What to work on: Reproduce the records below in full and without edits, omitting images.

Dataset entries
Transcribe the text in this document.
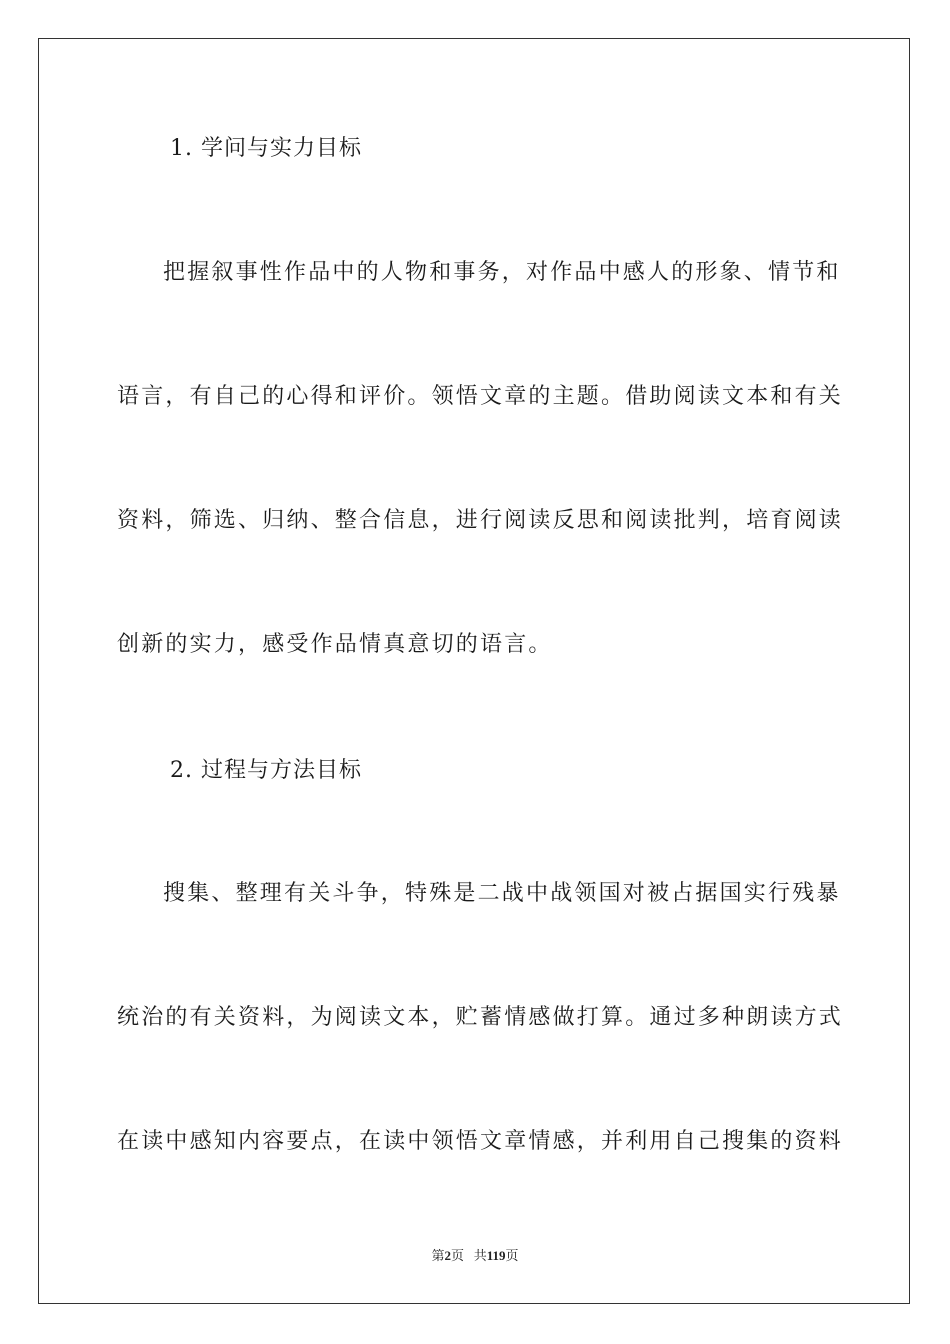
1. 学问与实力目标
把握叙事性作品中的人物和事务，对作品中感人的形象、情节和
语言，有自己的心得和评价。领悟文章的主题。借助阅读文本和有关
资料，筛选、归纳、整合信息，进行阅读反思和阅读批判，培育阅读
创新的实力，感受作品情真意切的语言。
2. 过程与方法目标
搜集、整理有关斗争，特殊是二战中战领国对被占据国实行残暴
统治的有关资料，为阅读文本，贮蓄情感做打算。通过多种朗读方式
在读中感知内容要点，在读中领悟文章情感，并利用自己搜集的资料
第2页 共119页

Full response:
Transcribe the text in this document.
1. 学问与实力目标
把握叙事性作品中的人物和事务，对作品中感人的形象、情节和
语言，有自己的心得和评价。领悟文章的主题。借助阅读文本和有关
资料，筛选、归纳、整合信息，进行阅读反思和阅读批判，培育阅读
创新的实力，感受作品情真意切的语言。
2. 过程与方法目标
搜集、整理有关斗争，特殊是二战中战领国对被占据国实行残暴
统治的有关资料，为阅读文本，贮蓄情感做打算。通过多种朗读方式
在读中感知内容要点，在读中领悟文章情感，并利用自己搜集的资料
第2页 共119页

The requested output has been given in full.